DIRECTIONS FOR THIS TASK – Please find all lines in the data that hold the string "through" and copy them.
## start
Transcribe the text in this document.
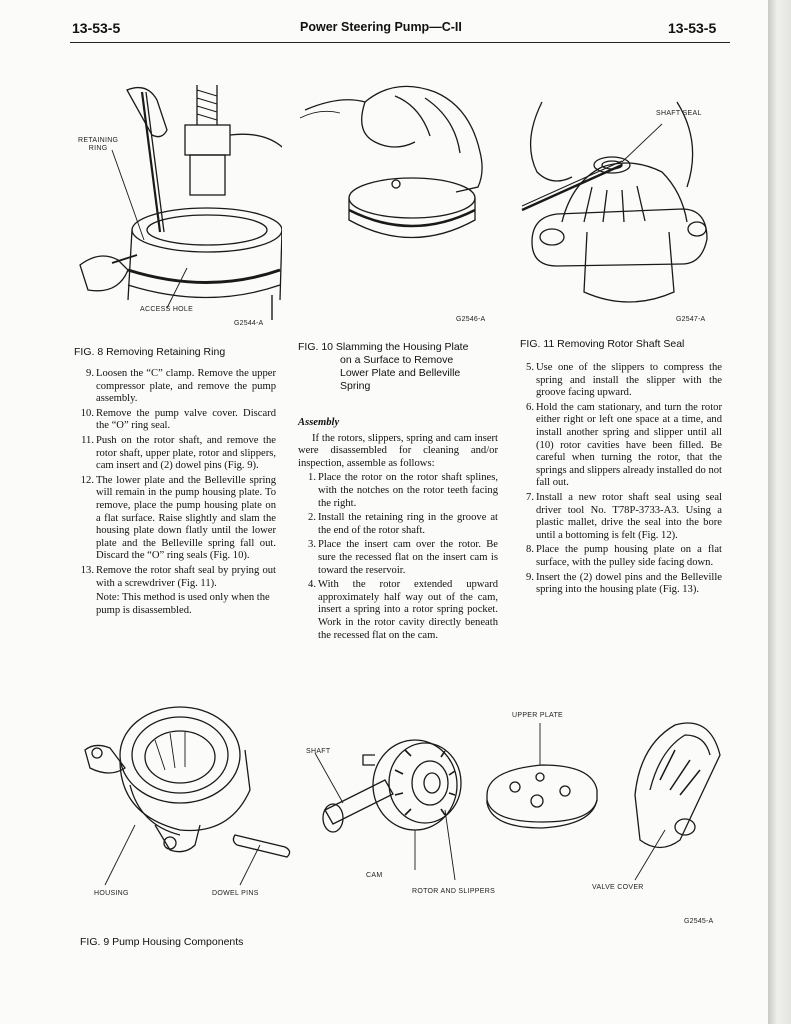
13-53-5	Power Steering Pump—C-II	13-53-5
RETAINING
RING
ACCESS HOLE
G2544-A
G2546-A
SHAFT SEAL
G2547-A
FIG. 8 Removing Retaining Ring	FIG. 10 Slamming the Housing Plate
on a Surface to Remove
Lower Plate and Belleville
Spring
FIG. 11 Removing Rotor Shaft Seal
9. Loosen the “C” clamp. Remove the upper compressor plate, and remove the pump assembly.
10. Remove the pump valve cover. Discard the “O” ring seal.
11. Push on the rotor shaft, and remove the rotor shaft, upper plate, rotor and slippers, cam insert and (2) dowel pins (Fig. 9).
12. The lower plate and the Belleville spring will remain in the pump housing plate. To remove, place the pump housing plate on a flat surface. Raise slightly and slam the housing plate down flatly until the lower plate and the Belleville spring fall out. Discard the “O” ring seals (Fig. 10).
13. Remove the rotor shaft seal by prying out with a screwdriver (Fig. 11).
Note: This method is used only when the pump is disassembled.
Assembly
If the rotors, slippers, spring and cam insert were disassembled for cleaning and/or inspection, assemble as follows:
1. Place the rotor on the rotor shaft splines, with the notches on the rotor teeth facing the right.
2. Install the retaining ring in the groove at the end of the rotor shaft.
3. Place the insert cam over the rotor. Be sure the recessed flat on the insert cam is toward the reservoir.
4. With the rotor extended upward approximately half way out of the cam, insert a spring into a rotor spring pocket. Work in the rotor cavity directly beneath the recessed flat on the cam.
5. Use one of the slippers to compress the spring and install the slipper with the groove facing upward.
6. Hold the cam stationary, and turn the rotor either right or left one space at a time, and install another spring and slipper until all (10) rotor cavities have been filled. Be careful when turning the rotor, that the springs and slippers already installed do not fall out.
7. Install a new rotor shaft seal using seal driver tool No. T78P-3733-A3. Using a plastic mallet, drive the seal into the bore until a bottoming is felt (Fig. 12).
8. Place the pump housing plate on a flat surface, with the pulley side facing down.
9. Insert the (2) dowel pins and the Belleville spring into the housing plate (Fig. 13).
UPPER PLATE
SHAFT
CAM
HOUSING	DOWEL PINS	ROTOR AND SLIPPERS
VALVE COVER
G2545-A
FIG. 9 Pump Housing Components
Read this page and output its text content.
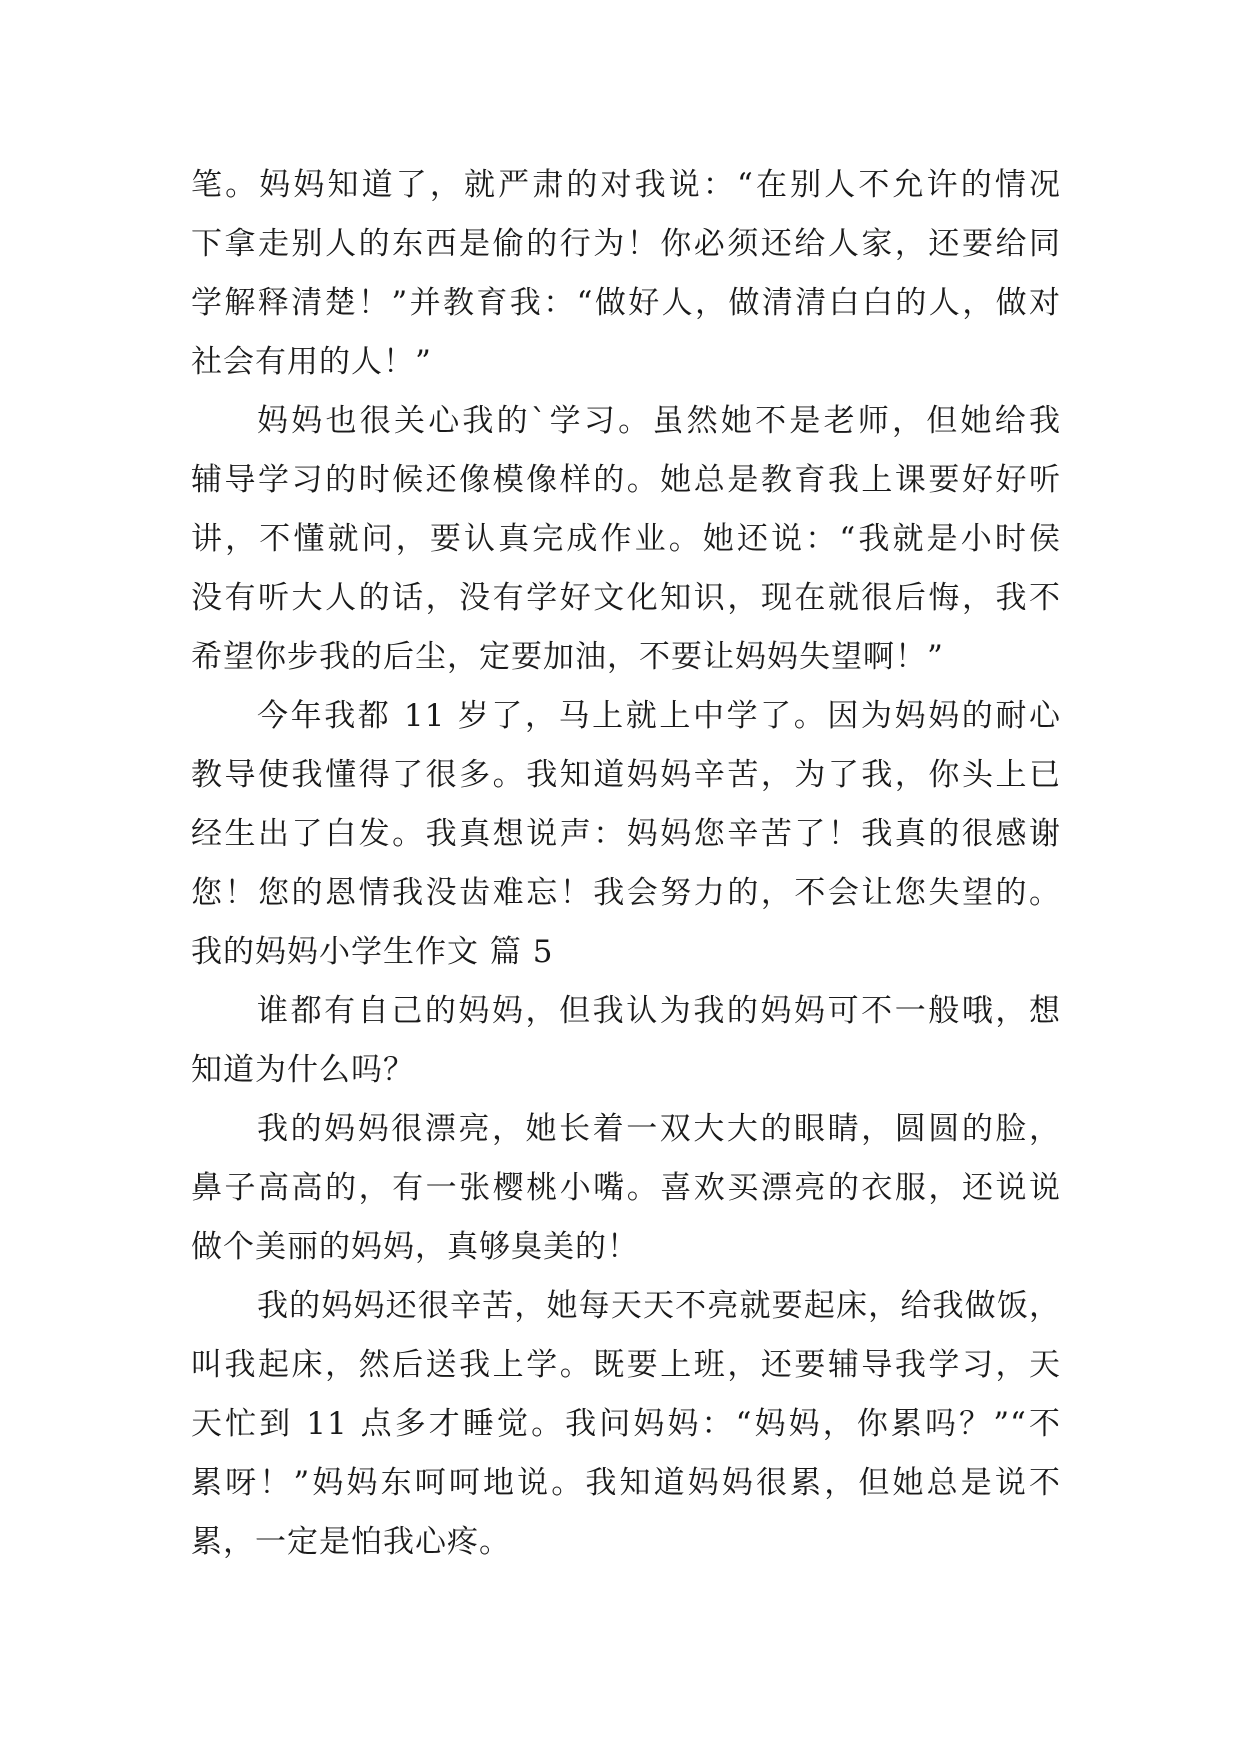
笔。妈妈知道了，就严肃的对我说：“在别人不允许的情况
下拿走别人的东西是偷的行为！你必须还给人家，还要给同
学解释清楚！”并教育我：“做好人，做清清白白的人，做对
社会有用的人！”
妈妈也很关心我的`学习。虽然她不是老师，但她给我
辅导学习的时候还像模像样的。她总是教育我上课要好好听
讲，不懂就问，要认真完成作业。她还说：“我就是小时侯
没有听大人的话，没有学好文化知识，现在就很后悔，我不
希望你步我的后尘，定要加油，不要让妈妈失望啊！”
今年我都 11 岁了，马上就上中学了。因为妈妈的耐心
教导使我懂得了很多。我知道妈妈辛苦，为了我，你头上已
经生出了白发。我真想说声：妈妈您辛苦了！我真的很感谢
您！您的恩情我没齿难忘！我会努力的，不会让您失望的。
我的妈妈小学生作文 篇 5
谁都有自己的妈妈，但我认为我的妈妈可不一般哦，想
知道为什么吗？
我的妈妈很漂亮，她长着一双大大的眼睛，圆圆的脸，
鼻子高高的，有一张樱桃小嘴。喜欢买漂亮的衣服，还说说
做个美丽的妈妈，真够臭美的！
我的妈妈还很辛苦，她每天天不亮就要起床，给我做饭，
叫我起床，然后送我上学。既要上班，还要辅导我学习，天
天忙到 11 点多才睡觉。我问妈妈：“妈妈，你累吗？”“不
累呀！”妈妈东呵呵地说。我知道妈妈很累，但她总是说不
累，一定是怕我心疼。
## end
## start
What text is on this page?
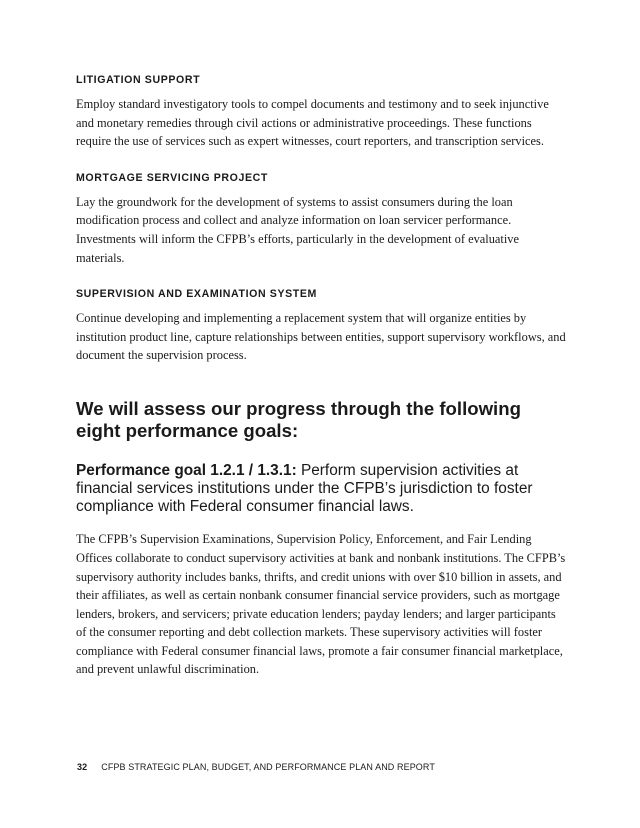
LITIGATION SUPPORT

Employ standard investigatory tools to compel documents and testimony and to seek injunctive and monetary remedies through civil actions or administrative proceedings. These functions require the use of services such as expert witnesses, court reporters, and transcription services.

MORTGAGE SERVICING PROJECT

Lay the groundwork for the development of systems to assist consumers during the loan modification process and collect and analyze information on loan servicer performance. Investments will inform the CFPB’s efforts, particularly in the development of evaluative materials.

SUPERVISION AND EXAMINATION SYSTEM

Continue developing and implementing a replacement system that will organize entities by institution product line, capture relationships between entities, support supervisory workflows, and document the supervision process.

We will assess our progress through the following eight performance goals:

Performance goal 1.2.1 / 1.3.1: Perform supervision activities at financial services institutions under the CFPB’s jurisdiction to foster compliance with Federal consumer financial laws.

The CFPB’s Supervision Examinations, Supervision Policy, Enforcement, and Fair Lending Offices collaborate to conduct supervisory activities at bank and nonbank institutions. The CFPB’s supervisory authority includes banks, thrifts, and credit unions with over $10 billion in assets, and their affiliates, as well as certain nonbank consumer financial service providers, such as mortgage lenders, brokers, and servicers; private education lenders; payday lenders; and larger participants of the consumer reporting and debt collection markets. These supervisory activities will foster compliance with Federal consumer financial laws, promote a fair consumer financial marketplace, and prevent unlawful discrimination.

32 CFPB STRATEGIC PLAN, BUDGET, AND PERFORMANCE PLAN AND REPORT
## end
SOLUTION TO THIS EXERCISE –
Employ standard investigatory tools to compel documents and testimony and to seek injunctive and monetary remedies through civil actions or administrative proceedings. These functions require the use of services such as expert witnesses, court reporters, and transcription services.
We will assess our progress through the following eight performance goals:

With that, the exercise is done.